▸ EXERCISE: Leave out the pictures and transcribe the rest of the records exactly.

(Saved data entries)
════

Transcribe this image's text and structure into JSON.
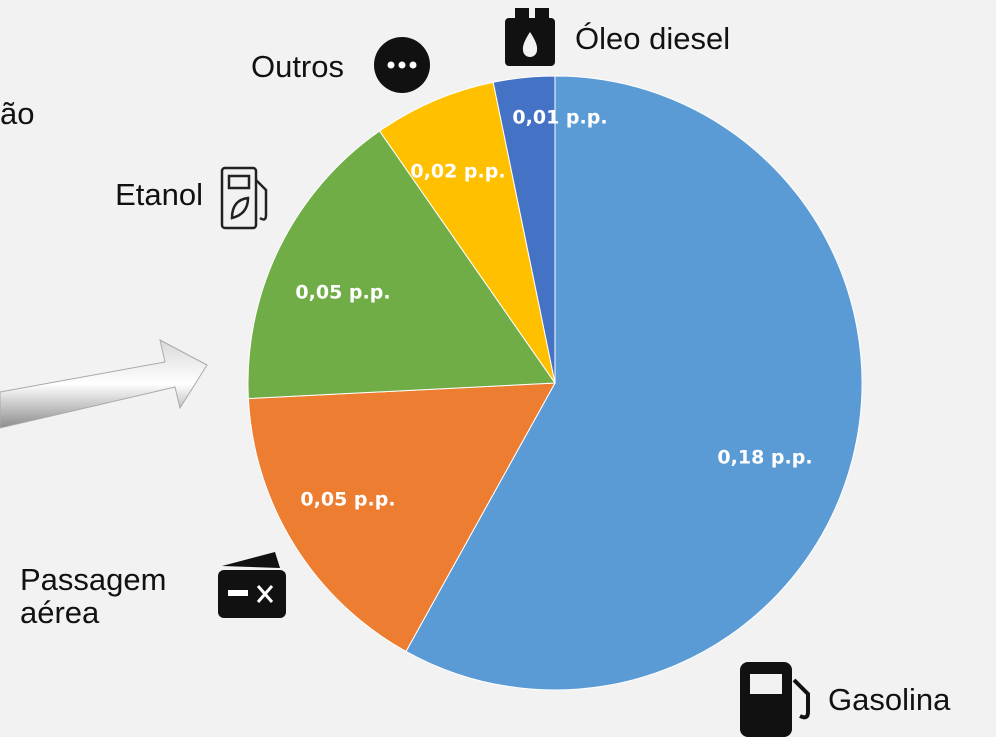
{
  "chart_data": {
    "type": "pie",
    "annotation": "ão",
    "categories": [
      "Gasolina",
      "Passagem aérea",
      "Etanol",
      "Outros",
      "Óleo diesel"
    ],
    "values": [
      0.18,
      0.05,
      0.05,
      0.02,
      0.01
    ],
    "value_labels": [
      "0,18 p.p.",
      "0,05 p.p.",
      "0,05 p.p.",
      "0,02 p.p.",
      "0,01 p.p."
    ],
    "colors": [
      "#5b9bd5",
      "#ed7d31",
      "#70ad47",
      "#ffc000",
      "#4472c4"
    ]
  }
}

════

▸ RESPONSE TO THIS TASK:
Transcribe this image's text and structure into JSON.
{
  "chart_data": {
    "type": "pie",
    "annotation": "ão",
    "categories": [
      "Gasolina",
      "Passagem aérea",
      "Etanol",
      "Outros",
      "Óleo diesel"
    ],
    "values": [
      0.18,
      0.05,
      0.05,
      0.02,
      0.01
    ],
    "value_labels": [
      "0,18 p.p.",
      "0,05 p.p.",
      "0,05 p.p.",
      "0,02 p.p.",
      "0,01 p.p."
    ],
    "colors": [
      "#5b9bd5",
      "#ed7d31",
      "#70ad47",
      "#ffc000",
      "#4472c4"
    ]
  }
}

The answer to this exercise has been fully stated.